Halk olarak ise; atı en iyi yetiştiren, madenleri çok güzel işleyen, dotlarına karşı sevgi dolu, düşmanlarına karşı da savaşlarda acımasız, ama barışta yardımcı insanlar olarak tarihe geçtiler.
Romalıların imparatorluk kurdukları dönemde tarih sahnesine çıkan Türkler, Romalıların aksine hiç köle kullanmadılar. Eski Türkçe’de köle anlamına gelen söz yoktur. Romalılarda görülen köle kullanma alışkanlığı, Batı dünyasında ABD’deki Zenci kölelere kadar sürdü. Kölelik Araplarda da görüldü. Roma’da ünlü Spartacusisyanı (M.Ö. 73-71), Araplardaki zenci kölelerin yaptıkları Zenc isyanı (883), insanların kölelere karşı sert davranışlarının dayanılmazlığını gösterir. Nitekim Mehmet Ali Ağaoğulları ve Levent Köker (s.37), Spartacus öldürüldükten sonra yakalanan 6.000 isyancı kölenin Roma’dan Capua’ya kadar uzanan Appia yolu üzerinde çarmıha gerildiğini anlatır. Zenc isyanı konusunda kitabın Abbasi Hilafet ordusunda Türkler bölümünde daha geniş bilgi verildi. (Gemilerdeki forsalar ve Haremdeki bazı hizmetliler hariç köle kullanmayan Türkler, bazen şahıslar olarak kendileri köle durumuna düşmüşlerdir. Fakat tarihte, kölelikten komutanlığa yükselmiş ve yeni iki devlet kurmayı başarmışlardır.)

Bölge işaretleme kayıtları

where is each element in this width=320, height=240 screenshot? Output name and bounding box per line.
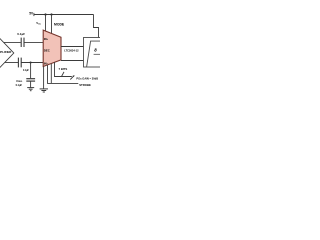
junction dot B	[50, 13, 52, 15]
wire upper signal to IN+	[4, 41, 21, 43]
wire ADC output upper to box	[61, 46, 84, 48]
arrow to gain annotation	[70, 76, 74, 80]
capacitor CREG	[26, 78, 35, 80]
svg-text:PGx GAIN = 30dB: PGx GAIN = 30dB	[76, 77, 98, 81]
wire VCC drop to ADC pin A	[45, 15, 47, 32]
wire CS control	[50, 64, 52, 84]
wire rail step down to FPGA box	[94, 15, 99, 39]
svg-text:0.1µF: 0.1µF	[17, 32, 25, 36]
junction dot C	[30, 61, 32, 63]
junction dot A	[44, 13, 46, 15]
background	[0, 0, 100, 100]
svg-text:IN−: IN−	[44, 61, 49, 65]
wire 7-bit bus drop and run	[55, 62, 72, 76]
svg-text:MODE: MODE	[54, 22, 65, 26]
wire CREG to ground	[30, 81, 32, 87]
wire lower signal to IN-	[5, 62, 18, 64]
capacitor C2	[17, 58, 19, 68]
svg-text:STROBE: STROBE	[79, 83, 91, 87]
svg-text:AMPLIFIER: AMPLIFIER	[0, 50, 12, 54]
wire C1 to ADC IN+	[24, 41, 43, 43]
wire ADC ground drop	[43, 66, 45, 88]
wire VCC drop to ADC pin B	[51, 15, 53, 34]
svg-text:LTC2634-12: LTC2634-12	[64, 49, 79, 53]
ground G1	[27, 87, 34, 89]
wire junction down to CREG	[30, 63, 32, 79]
wire STROBE run	[48, 65, 79, 83]
display icon inside box	[87, 41, 102, 67]
ADC U2 trapezoid body	[43, 30, 61, 66]
wire VCC supply rail	[34, 14, 94, 16]
wire C2 to ADC IN-	[21, 62, 43, 64]
svg-text:0.1µF: 0.1µF	[16, 84, 23, 87]
svg-text:0.1µF: 0.1µF	[23, 70, 30, 72]
wire ADC output lower to box	[61, 60, 84, 62]
FPGA box U3	[84, 38, 103, 68]
ground G2	[40, 88, 48, 90]
rail start tick	[33, 13, 35, 16]
op-amp U1 driver amplifier	[0, 33, 14, 72]
capacitor C1	[20, 38, 22, 47]
svg-text:7 BITS: 7 BITS	[59, 67, 68, 71]
bus slash mark	[61, 72, 64, 77]
svg-text:DEC: DEC	[44, 49, 50, 53]
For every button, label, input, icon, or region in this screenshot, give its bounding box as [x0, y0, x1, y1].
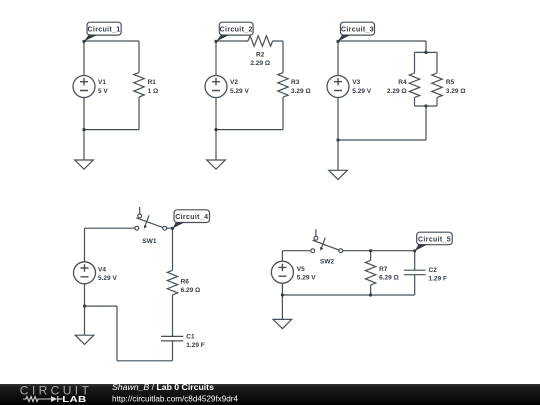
svg-text:6.29 Ω: 6.29 Ω	[379, 275, 399, 282]
svg-text:3.29 Ω: 3.29 Ω	[291, 88, 311, 95]
svg-text:1 Ω: 1 Ω	[148, 88, 159, 95]
svg-text:SW1: SW1	[142, 238, 156, 245]
svg-text:R1: R1	[148, 79, 157, 86]
svg-text:R7: R7	[379, 266, 388, 273]
svg-text:R3: R3	[291, 79, 300, 86]
svg-text:http://circuitlab.com/c8d4529f: http://circuitlab.com/c8d4529fx9dr4	[112, 394, 238, 403]
svg-text:Circuit_3: Circuit_3	[341, 27, 374, 34]
svg-text:R6: R6	[181, 279, 190, 286]
svg-text:2.29 Ω: 2.29 Ω	[250, 60, 270, 67]
svg-text:5.29 V: 5.29 V	[352, 88, 371, 95]
svg-text:5.29 V: 5.29 V	[297, 274, 316, 281]
svg-text:V2: V2	[230, 79, 238, 86]
svg-text:R5: R5	[446, 79, 455, 86]
svg-text:Circuit_2: Circuit_2	[220, 27, 253, 34]
svg-text:C1: C1	[186, 333, 195, 340]
svg-text:V5: V5	[297, 266, 305, 273]
svg-text:5.29 V: 5.29 V	[230, 88, 249, 95]
svg-text:V1: V1	[98, 79, 106, 86]
svg-text:V4: V4	[98, 267, 106, 274]
svg-text:1.29 F: 1.29 F	[429, 276, 447, 283]
svg-text:5 V: 5 V	[98, 88, 108, 95]
svg-text:Shawn_B / Lab 0 Circuits: Shawn_B / Lab 0 Circuits	[112, 382, 214, 392]
svg-text:Circuit_4: Circuit_4	[175, 214, 208, 221]
svg-text:SW2: SW2	[320, 258, 334, 265]
svg-text:Circuit_5: Circuit_5	[418, 237, 451, 244]
svg-text:1.29 F: 1.29 F	[186, 342, 204, 349]
svg-text:R2: R2	[256, 51, 265, 58]
svg-text:3.29 Ω: 3.29 Ω	[446, 88, 466, 95]
svg-text:6.29 Ω: 6.29 Ω	[181, 287, 201, 294]
svg-text:R4: R4	[398, 79, 407, 86]
svg-text:5.29 V: 5.29 V	[98, 275, 117, 282]
svg-text:V3: V3	[352, 79, 360, 86]
svg-text:Circuit_1: Circuit_1	[88, 27, 121, 34]
svg-text:2.29 Ω: 2.29 Ω	[387, 88, 407, 95]
svg-text:C2: C2	[429, 267, 438, 274]
svg-text:LAB: LAB	[62, 396, 86, 405]
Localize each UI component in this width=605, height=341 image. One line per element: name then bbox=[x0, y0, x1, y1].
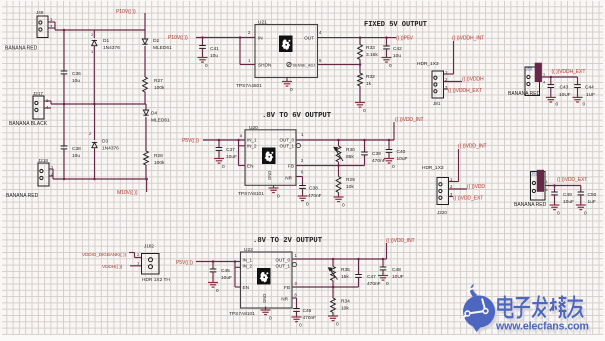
wire C36 stem bottom bbox=[63, 74, 65, 104]
svg-text:J220: J220 bbox=[437, 210, 447, 215]
svg-text:(( ))VDDH_INT: (( ))VDDH_INT bbox=[452, 36, 484, 42]
wire C48 stem bbox=[382, 259, 384, 267]
svg-text:BANANA RED: BANANA RED bbox=[514, 202, 547, 208]
svg-text:0: 0 bbox=[389, 63, 392, 69]
resistor R34 bbox=[331, 298, 336, 313]
connector J217 bbox=[33, 96, 44, 119]
svg-text:C42: C42 bbox=[393, 46, 402, 52]
wire J182 pin1 bbox=[130, 265, 142, 267]
svg-text:SHDN: SHDN bbox=[258, 63, 271, 68]
svg-text:C41: C41 bbox=[210, 46, 219, 52]
junction C41 bbox=[201, 36, 204, 39]
capacitor C39 bbox=[361, 152, 368, 155]
diode D3 stub bbox=[94, 104, 96, 140]
svg-text:(( ))VDDH_EXT: (( ))VDDH_EXT bbox=[552, 69, 586, 75]
svg-text:(( ))VDD: (( ))VDD bbox=[467, 184, 485, 190]
svg-text:BANANA RED: BANANA RED bbox=[6, 193, 39, 199]
svg-text:470nF: 470nF bbox=[367, 281, 381, 287]
svg-text:C48: C48 bbox=[392, 267, 401, 273]
svg-text:10UF: 10UF bbox=[392, 274, 404, 280]
svg-text:HDR_1X3: HDR_1X3 bbox=[417, 61, 439, 67]
svg-text:4: 4 bbox=[543, 81, 545, 85]
TI logo U21 bbox=[279, 36, 293, 53]
svg-text:J182: J182 bbox=[144, 244, 154, 249]
svg-text:SENSE_ADJ: SENSE_ADJ bbox=[293, 63, 316, 68]
svg-text:OUT_1: OUT_1 bbox=[275, 264, 290, 269]
wire C45 stem bbox=[212, 262, 214, 270]
svg-text:0: 0 bbox=[342, 203, 345, 209]
wire C40 stem bbox=[388, 140, 390, 150]
diode D3 bbox=[92, 143, 97, 148]
capacitor C43 bbox=[548, 85, 555, 88]
junction R35 bbox=[332, 258, 335, 261]
wire J51 out bbox=[545, 185, 581, 187]
capacitor C45 bbox=[210, 269, 217, 272]
junction D3 m10v bbox=[93, 178, 96, 181]
wire U21 ADJ bbox=[318, 64, 361, 66]
resistor R33 bbox=[358, 45, 363, 60]
connector J218 bbox=[38, 163, 49, 186]
svg-text:10u: 10u bbox=[210, 53, 218, 59]
svg-text:0: 0 bbox=[299, 323, 302, 329]
svg-text:C45: C45 bbox=[221, 268, 230, 274]
ground R32 bbox=[355, 103, 365, 108]
capacitor C40 bbox=[386, 150, 393, 153]
svg-text:MLED61: MLED61 bbox=[153, 45, 172, 51]
svg-text:0: 0 bbox=[557, 211, 560, 217]
svg-text:NR: NR bbox=[285, 176, 292, 181]
svg-text:C37: C37 bbox=[226, 147, 235, 153]
wire J50 out bbox=[540, 76, 578, 78]
svg-text:10u: 10u bbox=[72, 153, 80, 159]
wire R34 gnd bbox=[332, 313, 334, 316]
wire C41 stem bbox=[202, 38, 204, 46]
junction C48 bbox=[382, 258, 385, 261]
op-amp U21 box bbox=[255, 25, 318, 78]
svg-text:HDR_1X3: HDR_1X3 bbox=[422, 165, 444, 171]
svg-text:R33: R33 bbox=[366, 45, 375, 51]
wire R27 to gnd bus bbox=[144, 92, 146, 104]
junction C39 top bbox=[363, 139, 366, 142]
svg-text:C39: C39 bbox=[372, 151, 381, 157]
wire R29 gnd bbox=[338, 193, 340, 197]
TI logo U22 bbox=[257, 268, 271, 285]
svg-text:R35: R35 bbox=[341, 267, 350, 273]
svg-text:.8V TO 2V OUTPUT: .8V TO 2V OUTPUT bbox=[253, 237, 323, 245]
svg-text:EN: EN bbox=[247, 164, 254, 169]
capacitor C48 bbox=[380, 267, 387, 270]
junction D1 gnd bbox=[93, 103, 96, 106]
capacitor C42 bbox=[383, 46, 390, 49]
svg-text:15k: 15k bbox=[341, 274, 349, 280]
junction R30-FB bbox=[337, 164, 340, 167]
svg-text:100k: 100k bbox=[154, 85, 165, 91]
watermark elecfans logo and text bbox=[460, 284, 591, 336]
wire P5V to U20 bbox=[203, 139, 245, 141]
wire R35 stub bbox=[332, 259, 334, 267]
svg-text:R30: R30 bbox=[346, 147, 355, 153]
TI logo U20 bbox=[262, 148, 276, 165]
wire C47 top stem bbox=[358, 259, 360, 275]
svg-text:1uF: 1uF bbox=[588, 199, 596, 205]
op-amp U20 box bbox=[245, 130, 296, 186]
svg-text:IN_1: IN_1 bbox=[247, 138, 257, 143]
svg-text:1N4376: 1N4376 bbox=[102, 146, 119, 152]
junction J49 bus bbox=[63, 29, 66, 32]
U20 EN tie bbox=[238, 140, 240, 166]
potentiometer R30 bbox=[336, 146, 341, 162]
svg-text:GND: GND bbox=[262, 294, 267, 303]
wire P10V riser bbox=[144, 13, 146, 39]
capacitor C41 bbox=[199, 46, 206, 49]
svg-text:J218: J218 bbox=[38, 158, 48, 163]
wire P5V to U22 bbox=[196, 261, 241, 263]
junction SHDN tie bbox=[239, 36, 242, 39]
svg-text:OUT_0: OUT_0 bbox=[279, 138, 294, 143]
op-amp U22 box bbox=[241, 252, 293, 308]
diode D1 stub top bbox=[93, 30, 95, 38]
svg-text:C40: C40 bbox=[397, 149, 406, 155]
wire C45 gnd bbox=[212, 272, 214, 282]
wire VDD_INT riser (bottom) bbox=[386, 243, 388, 259]
wire C44 stem bbox=[577, 77, 579, 85]
junction R35-FB bbox=[332, 286, 335, 289]
ground C37 bbox=[214, 159, 224, 164]
junction C43 bbox=[550, 76, 553, 79]
svg-text:IN_2: IN_2 bbox=[247, 144, 257, 149]
svg-text:10u: 10u bbox=[393, 53, 401, 59]
svg-text:www.elecfans.com: www.elecfans.com bbox=[495, 321, 589, 333]
svg-text:J49: J49 bbox=[36, 10, 44, 15]
svg-text:D3: D3 bbox=[102, 139, 108, 145]
ground C49 bbox=[550, 205, 560, 210]
svg-text:470nF: 470nF bbox=[308, 193, 322, 199]
svg-text:J81: J81 bbox=[433, 101, 441, 106]
svg-text:OUT: OUT bbox=[304, 36, 314, 41]
wire J182 pin2 bbox=[129, 252, 135, 254]
wire J220 pin2 bbox=[449, 188, 468, 190]
svg-text:TPS7A8101: TPS7A8101 bbox=[229, 311, 255, 317]
svg-text:10k: 10k bbox=[346, 184, 354, 190]
capacitor C44 bbox=[574, 85, 581, 88]
wire C37 gnd bbox=[218, 150, 220, 158]
junction R33 bbox=[359, 36, 362, 39]
svg-text:OUT_1: OUT_1 bbox=[279, 144, 294, 149]
svg-text:R27: R27 bbox=[154, 78, 163, 84]
wire U21 OUT bbox=[318, 37, 397, 39]
svg-text:1: 1 bbox=[543, 73, 545, 77]
svg-text:0: 0 bbox=[277, 194, 280, 200]
wire C50 gnd bbox=[580, 195, 582, 205]
svg-text:0: 0 bbox=[269, 316, 272, 322]
ground C48 bbox=[378, 276, 388, 281]
svg-text:(( ))VDD_INT: (( ))VDD_INT bbox=[395, 117, 424, 123]
ground C42 bbox=[382, 58, 392, 63]
svg-text:1N4376: 1N4376 bbox=[103, 45, 120, 51]
capacitor C49 bbox=[551, 192, 558, 195]
junction C40 bbox=[388, 139, 391, 142]
wire D3 bottom bbox=[94, 148, 96, 179]
svg-text:470nF: 470nF bbox=[303, 315, 317, 321]
wire VDD_INT riser bbox=[393, 122, 395, 140]
svg-text:J217: J217 bbox=[33, 91, 43, 96]
junction C47 top bbox=[357, 258, 360, 261]
junction C42 bbox=[385, 36, 388, 39]
wire C42 to gnd bbox=[386, 49, 388, 57]
svg-text:0: 0 bbox=[584, 211, 587, 217]
wire C37 stem bbox=[218, 140, 220, 148]
potentiometer R35 bbox=[331, 267, 336, 281]
resistor R32 bbox=[358, 73, 363, 86]
wire C40 gnd bbox=[388, 152, 390, 158]
svg-text:0: 0 bbox=[386, 281, 389, 287]
wire C48 gnd bbox=[382, 270, 384, 275]
svg-text:1UF: 1UF bbox=[586, 92, 595, 98]
svg-text:10UF: 10UF bbox=[559, 92, 571, 98]
junction C36 gnd bbox=[63, 103, 66, 106]
svg-text:OUT_0: OUT_0 bbox=[275, 258, 290, 263]
wire R32 to gnd bbox=[359, 86, 361, 102]
svg-text:R34: R34 bbox=[341, 299, 350, 305]
wire C49 stem bbox=[554, 186, 556, 193]
svg-text:C50: C50 bbox=[588, 192, 597, 198]
capacitor C46 bbox=[293, 309, 300, 312]
wire C43 stem bbox=[550, 77, 552, 85]
wire R35 bottom bbox=[332, 281, 334, 288]
svg-text:U21: U21 bbox=[258, 20, 267, 26]
junction R28 m10v bbox=[145, 178, 148, 181]
svg-text:BANANA BLACK: BANANA BLACK bbox=[9, 121, 48, 127]
wire C41 to gnd bbox=[202, 48, 204, 57]
svg-text:0: 0 bbox=[336, 322, 339, 328]
wire C38 bottom bbox=[63, 149, 65, 179]
wire C46 gnd bbox=[296, 311, 298, 316]
junction R32 bbox=[359, 63, 362, 66]
svg-text:U20: U20 bbox=[249, 125, 258, 131]
svg-text:IN_1: IN_1 bbox=[243, 258, 253, 263]
wire D1 bottom bbox=[93, 46, 95, 104]
wire C36 stem top bbox=[63, 30, 65, 71]
capacitor C38 bbox=[61, 146, 68, 149]
svg-text:D4: D4 bbox=[151, 111, 157, 117]
ground C38b bbox=[298, 196, 308, 201]
svg-text:P5V(( )): P5V(( )) bbox=[176, 260, 193, 266]
wire P10V to U21 IN bbox=[196, 37, 255, 39]
capacitor C47 bbox=[355, 275, 362, 278]
svg-text:VDDIO_DIGBANK(( )): VDDIO_DIGBANK(( )) bbox=[82, 252, 126, 257]
wire VDD_INT drop (J220) bbox=[458, 149, 460, 182]
svg-text:100k: 100k bbox=[154, 160, 165, 166]
wire C49 gnd bbox=[554, 195, 556, 205]
connector J81 bbox=[432, 71, 444, 98]
svg-text:C46: C46 bbox=[303, 308, 312, 314]
wire R30 bottom bbox=[338, 162, 340, 166]
wire C39 bottom stem bbox=[364, 155, 366, 166]
svg-text:MLED61: MLED61 bbox=[151, 118, 170, 124]
wire R30 stub bbox=[338, 140, 340, 146]
svg-text:D1: D1 bbox=[103, 38, 109, 44]
svg-text:C38: C38 bbox=[72, 146, 81, 152]
svg-text:0: 0 bbox=[583, 102, 586, 108]
wire R34 stub bbox=[332, 287, 334, 298]
svg-text:FB: FB bbox=[288, 164, 294, 169]
diode D2 bbox=[142, 39, 147, 44]
svg-text:(( ))VDD_INT: (( ))VDD_INT bbox=[386, 238, 415, 244]
svg-text:0: 0 bbox=[556, 102, 559, 108]
svg-text:R29: R29 bbox=[346, 177, 355, 183]
svg-text:(( ))VDDH: (( ))VDDH bbox=[462, 77, 484, 83]
svg-text:P5V(( )): P5V(( )) bbox=[182, 138, 199, 144]
wire R33 top stub bbox=[359, 38, 361, 45]
wire C47 bottom stem bbox=[358, 277, 360, 287]
wire U20 FB bbox=[296, 165, 365, 167]
ground C44 bbox=[573, 97, 583, 102]
svg-text:NR: NR bbox=[281, 297, 288, 302]
svg-text:J50: J50 bbox=[526, 67, 533, 72]
ground R34 bbox=[328, 316, 338, 321]
wire J81 pin2 bbox=[444, 81, 463, 83]
junction C38 m10v bbox=[63, 178, 66, 181]
svg-text:FB: FB bbox=[284, 285, 290, 290]
svg-text:10uF: 10uF bbox=[221, 275, 232, 281]
svg-text:0: 0 bbox=[205, 63, 208, 69]
resistor R29 bbox=[336, 177, 341, 193]
wire C38 stem top bbox=[63, 104, 65, 146]
svg-text:3.16k: 3.16k bbox=[366, 52, 378, 58]
connector J49 bbox=[37, 16, 48, 38]
svg-text:BANANA RED: BANANA RED bbox=[508, 91, 541, 97]
wire J220 pin3 stub bbox=[449, 196, 454, 198]
connector J182 bbox=[142, 254, 160, 275]
ground R29 bbox=[334, 197, 344, 202]
svg-text:GND: GND bbox=[267, 171, 272, 180]
svg-text:U22: U22 bbox=[244, 247, 253, 253]
wire D2 to R27 bbox=[144, 46, 146, 77]
svg-text:(( ))P5V: (( ))P5V bbox=[396, 36, 414, 42]
svg-text:(( ))VDD_INT: (( ))VDD_INT bbox=[458, 144, 487, 150]
resistor R27 bbox=[143, 77, 148, 92]
capacitor C38b bbox=[299, 186, 306, 189]
svg-text:0: 0 bbox=[290, 87, 293, 93]
ground C46 bbox=[292, 317, 302, 322]
U21 pin text SENSE_ADJ bbox=[287, 62, 291, 66]
ground C50 bbox=[576, 205, 586, 210]
svg-text:10uF: 10uF bbox=[397, 156, 408, 162]
wire U20 OUT bbox=[296, 139, 394, 141]
wire J81 pin3 stub bbox=[444, 88, 449, 90]
svg-text:HDR 1X2 TH: HDR 1X2 TH bbox=[142, 277, 170, 283]
svg-text:VDDH(( )): VDDH(( )) bbox=[102, 264, 123, 270]
svg-text:10k: 10k bbox=[341, 306, 349, 312]
diode D4 bbox=[143, 110, 148, 115]
wire J218 to M10V bus bbox=[49, 168, 53, 170]
svg-text:C36: C36 bbox=[72, 71, 81, 77]
wire R28 bottom bbox=[145, 165, 147, 179]
svg-text:85k: 85k bbox=[346, 154, 354, 160]
svg-text:IN: IN bbox=[258, 36, 263, 41]
svg-text:0: 0 bbox=[392, 164, 395, 170]
wire R29 stub bbox=[338, 166, 340, 177]
wire U22 FB bbox=[292, 286, 359, 288]
junction C37 bbox=[218, 139, 221, 142]
junction C45 bbox=[212, 260, 215, 263]
diode D1 bbox=[92, 41, 97, 46]
wire C44 to gnd bbox=[577, 88, 579, 98]
wire M10V drop bbox=[146, 179, 148, 192]
U22 EN tie bbox=[234, 262, 236, 288]
svg-text:10uF: 10uF bbox=[563, 199, 574, 205]
capacitor C50 bbox=[578, 192, 585, 195]
ground C41 bbox=[198, 58, 208, 63]
wire C42 stem bbox=[386, 38, 388, 46]
junction C49 bbox=[553, 184, 556, 187]
svg-text:M10V(( )): M10V(( )) bbox=[117, 190, 138, 196]
svg-text:(( ))VDDH_EXT: (( ))VDDH_EXT bbox=[448, 88, 482, 94]
ground U21 bbox=[286, 78, 288, 82]
svg-text:0: 0 bbox=[306, 202, 309, 208]
svg-text:P10V(( )): P10V(( )) bbox=[168, 35, 188, 41]
svg-text:IN_2: IN_2 bbox=[243, 264, 253, 269]
ground U20 bbox=[273, 185, 275, 187]
ground C45 bbox=[208, 283, 218, 288]
wire VDDH_INT drop bbox=[453, 41, 455, 74]
svg-text:EN: EN bbox=[243, 285, 250, 290]
wire U20 NR bbox=[296, 176, 303, 178]
svg-text:10u: 10u bbox=[72, 78, 80, 84]
svg-text:C43: C43 bbox=[560, 85, 569, 91]
svg-text:FIXED 5V OUTPUT: FIXED 5V OUTPUT bbox=[364, 21, 427, 29]
ground C40 bbox=[384, 159, 394, 164]
svg-text:P10V(( )): P10V(( )) bbox=[116, 9, 136, 15]
svg-text:(( ))VDD_EXT: (( ))VDD_EXT bbox=[557, 177, 587, 183]
wire J49 to P10V bus bbox=[48, 21, 55, 23]
svg-text:1: 1 bbox=[546, 180, 548, 184]
svg-text:4: 4 bbox=[546, 188, 548, 192]
svg-text:TPS7A8101: TPS7A8101 bbox=[238, 191, 264, 197]
svg-text:(( ))VDD_EXT: (( ))VDD_EXT bbox=[453, 196, 483, 202]
connector J50 bbox=[525, 67, 540, 96]
ground C43 bbox=[546, 97, 556, 102]
wire C50 stem bbox=[580, 186, 582, 193]
svg-text:R32: R32 bbox=[366, 74, 375, 80]
svg-text:C49: C49 bbox=[563, 192, 572, 198]
svg-text:10uF: 10uF bbox=[226, 154, 237, 160]
capacitor C37 bbox=[216, 148, 223, 151]
wire U22 OUT bbox=[292, 258, 387, 260]
svg-text:BANANA RED: BANANA RED bbox=[5, 46, 38, 52]
ground U22 bbox=[265, 307, 267, 310]
capacitor C36 bbox=[61, 71, 68, 74]
svg-text:R28: R28 bbox=[154, 153, 163, 159]
svg-text:TPS7A4501: TPS7A4501 bbox=[236, 83, 262, 89]
connector J220 bbox=[437, 178, 449, 205]
wire SHDN tie bbox=[239, 38, 241, 65]
resistor R28 bbox=[144, 151, 149, 165]
wire C39 top stem bbox=[364, 140, 366, 152]
svg-text:0: 0 bbox=[216, 288, 219, 294]
svg-text:C38: C38 bbox=[309, 186, 318, 192]
wire C38b gnd bbox=[302, 188, 304, 195]
wire R32 top stub bbox=[359, 65, 361, 73]
diode D4 stub bbox=[145, 104, 147, 110]
svg-text:C47: C47 bbox=[367, 274, 376, 280]
svg-text:1k: 1k bbox=[366, 81, 372, 87]
svg-text:C44: C44 bbox=[585, 85, 594, 91]
svg-text:D2: D2 bbox=[153, 38, 159, 44]
wire D4 to R28 bbox=[145, 117, 147, 151]
banana fill J50 bbox=[535, 63, 541, 81]
wire R33 bottom bbox=[359, 60, 361, 65]
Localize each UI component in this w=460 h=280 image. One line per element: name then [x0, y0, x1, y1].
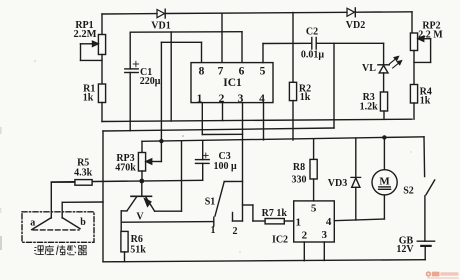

_Alıştırmalar_
**A)** Türkler ve kölelik üzerine olan metni üç cümleyle özetle.
**B)** Türkler ve kölelik üzerine olan metni kaldığı yerden sürdür.

_Görev Sonuçları_
**A)** Türkler atı en iyi yetiştiren, madenleri güzel işleyen, savaşta acımasız ama barışta yardımcı bir halk olarak tarihe geçti ve Romalıların aksine hiç köle kullanmadı; Eski Türkçede köle anlamına gelen bir söz yoktur. Kölelik ise Romalılarda görülüp Batı dünyasında ABD'deki zenci kölelere kadar sürdü, Araplarda da vardı; Spartacus ve Zenc isyanları kölelere yapılan sert davranışların dayanılmazlığını gösterir. Gemilerdeki forsalar ve haremdeki bazı hizmetliler dışında köle kullanmayan Türkler bazen kendileri köle durumuna düştü, ama kölelikten komutanlığa yükselip iki yeni devlet kurmayı başardı.

**B)**
İnsanların bir kısmına köle muamelesi yapan Romalılar ve Araplar Tarih boyunca bir defa imparatorluk kurabilmişlerdir. Buna karşılık Türklerin savaşçılıklarına ilaveten sahip oldukları insanlık anlayışları, hoşgörüleri, onların sürekli imparatorluk kurarak gittikleri yeni yerlerde dahi yönetici olmalarını sağlamıştır.
TÜRKLER TARİH SAHNESİNDE FIRTINA GİBİ ESİYOR
Büyük Hun Türk İmparatorluğu ile tarih sahnesine hızla giren Türkler, kısa bir süre içerisinde ve aynı anda Macaristan’da, Çin’de ve Kâbil’de hüküm sürdüler.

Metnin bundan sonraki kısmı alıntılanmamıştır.